▶ **TASK DIRECTIONS**
Repeat the material exactly as it appears.

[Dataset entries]
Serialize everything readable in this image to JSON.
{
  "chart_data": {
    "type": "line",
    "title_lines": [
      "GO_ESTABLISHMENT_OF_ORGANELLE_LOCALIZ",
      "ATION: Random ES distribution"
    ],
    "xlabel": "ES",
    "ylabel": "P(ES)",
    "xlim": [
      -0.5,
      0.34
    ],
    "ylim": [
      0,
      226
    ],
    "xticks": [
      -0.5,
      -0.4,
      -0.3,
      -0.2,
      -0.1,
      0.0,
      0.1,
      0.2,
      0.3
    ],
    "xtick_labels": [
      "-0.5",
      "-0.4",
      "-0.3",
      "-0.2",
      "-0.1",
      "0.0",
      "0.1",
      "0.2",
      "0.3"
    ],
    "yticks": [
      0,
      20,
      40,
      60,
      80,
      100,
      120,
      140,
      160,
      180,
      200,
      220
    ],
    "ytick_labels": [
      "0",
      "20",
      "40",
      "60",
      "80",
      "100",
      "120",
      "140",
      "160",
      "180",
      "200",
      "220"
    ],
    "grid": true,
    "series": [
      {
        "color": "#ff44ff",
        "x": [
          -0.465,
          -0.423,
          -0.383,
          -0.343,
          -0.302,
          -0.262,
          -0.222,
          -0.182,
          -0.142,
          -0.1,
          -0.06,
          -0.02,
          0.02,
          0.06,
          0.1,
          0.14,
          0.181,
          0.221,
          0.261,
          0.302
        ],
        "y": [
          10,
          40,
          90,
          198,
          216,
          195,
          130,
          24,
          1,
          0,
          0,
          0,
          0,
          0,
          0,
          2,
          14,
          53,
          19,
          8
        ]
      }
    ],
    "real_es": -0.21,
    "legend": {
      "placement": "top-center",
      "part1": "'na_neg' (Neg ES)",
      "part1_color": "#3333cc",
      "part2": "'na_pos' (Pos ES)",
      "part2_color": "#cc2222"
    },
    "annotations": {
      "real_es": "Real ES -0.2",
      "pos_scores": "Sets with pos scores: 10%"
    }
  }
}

▶ **RESPONSE**
Serialize everything readable in this image to JSON.
{
  "chart_data": {
    "type": "line",
    "title_lines": [
      "GO_ESTABLISHMENT_OF_ORGANELLE_LOCALIZ",
      "ATION: Random ES distribution"
    ],
    "xlabel": "ES",
    "ylabel": "P(ES)",
    "xlim": [
      -0.5,
      0.34
    ],
    "ylim": [
      0,
      226
    ],
    "xticks": [
      -0.5,
      -0.4,
      -0.3,
      -0.2,
      -0.1,
      0.0,
      0.1,
      0.2,
      0.3
    ],
    "xtick_labels": [
      "-0.5",
      "-0.4",
      "-0.3",
      "-0.2",
      "-0.1",
      "0.0",
      "0.1",
      "0.2",
      "0.3"
    ],
    "yticks": [
      0,
      20,
      40,
      60,
      80,
      100,
      120,
      140,
      160,
      180,
      200,
      220
    ],
    "ytick_labels": [
      "0",
      "20",
      "40",
      "60",
      "80",
      "100",
      "120",
      "140",
      "160",
      "180",
      "200",
      "220"
    ],
    "grid": true,
    "series": [
      {
        "color": "#ff44ff",
        "x": [
          -0.465,
          -0.423,
          -0.383,
          -0.343,
          -0.302,
          -0.262,
          -0.222,
          -0.182,
          -0.142,
          -0.1,
          -0.06,
          -0.02,
          0.02,
          0.06,
          0.1,
          0.14,
          0.181,
          0.221,
          0.261,
          0.302
        ],
        "y": [
          10,
          40,
          90,
          198,
          216,
          195,
          130,
          24,
          1,
          0,
          0,
          0,
          0,
          0,
          0,
          2,
          14,
          53,
          19,
          8
        ]
      }
    ],
    "real_es": -0.21,
    "legend": {
      "placement": "top-center",
      "part1": "'na_neg' (Neg ES)",
      "part1_color": "#3333cc",
      "part2": "'na_pos' (Pos ES)",
      "part2_color": "#cc2222"
    },
    "annotations": {
      "real_es": "Real ES -0.2",
      "pos_scores": "Sets with pos scores: 10%"
    }
  }
}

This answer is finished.